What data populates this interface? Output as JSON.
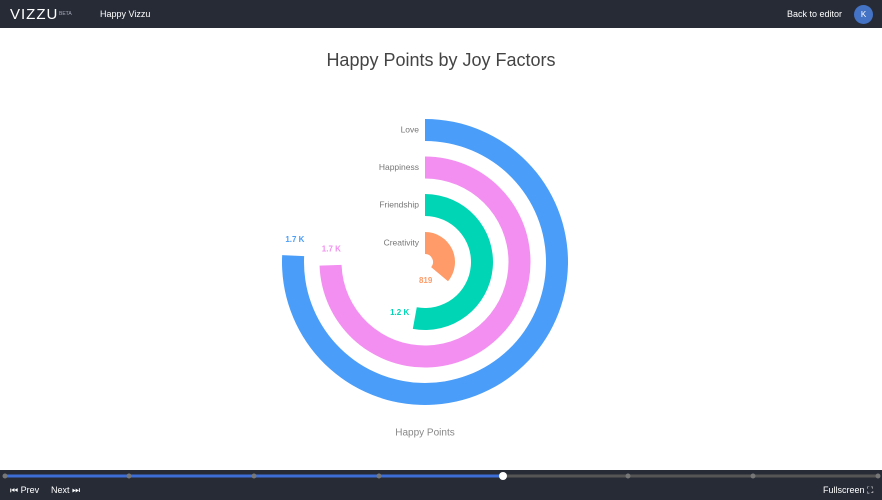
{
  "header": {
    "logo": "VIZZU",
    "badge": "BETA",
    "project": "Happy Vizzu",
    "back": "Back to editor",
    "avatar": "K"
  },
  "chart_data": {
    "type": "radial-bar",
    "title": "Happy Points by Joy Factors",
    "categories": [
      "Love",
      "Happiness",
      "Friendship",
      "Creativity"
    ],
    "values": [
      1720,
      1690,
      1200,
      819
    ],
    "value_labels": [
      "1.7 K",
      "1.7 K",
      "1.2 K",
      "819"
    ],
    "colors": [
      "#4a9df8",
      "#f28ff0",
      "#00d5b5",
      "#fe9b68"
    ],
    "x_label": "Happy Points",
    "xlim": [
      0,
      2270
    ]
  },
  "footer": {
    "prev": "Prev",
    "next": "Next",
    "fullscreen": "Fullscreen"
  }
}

» **Task prompt**: Transcribe the records above exactly, omitting every picture they contain.

» **Task solution**:
What data populates this interface? Output as JSON.
{
  "header": {
    "logo": "VIZZU",
    "badge": "BETA",
    "project": "Happy Vizzu",
    "back": "Back to editor",
    "avatar": "K"
  },
  "chart_data": {
    "type": "radial-bar",
    "title": "Happy Points by Joy Factors",
    "categories": [
      "Love",
      "Happiness",
      "Friendship",
      "Creativity"
    ],
    "values": [
      1720,
      1690,
      1200,
      819
    ],
    "value_labels": [
      "1.7 K",
      "1.7 K",
      "1.2 K",
      "819"
    ],
    "colors": [
      "#4a9df8",
      "#f28ff0",
      "#00d5b5",
      "#fe9b68"
    ],
    "x_label": "Happy Points",
    "xlim": [
      0,
      2270
    ]
  },
  "footer": {
    "prev": "Prev",
    "next": "Next",
    "fullscreen": "Fullscreen"
  }
}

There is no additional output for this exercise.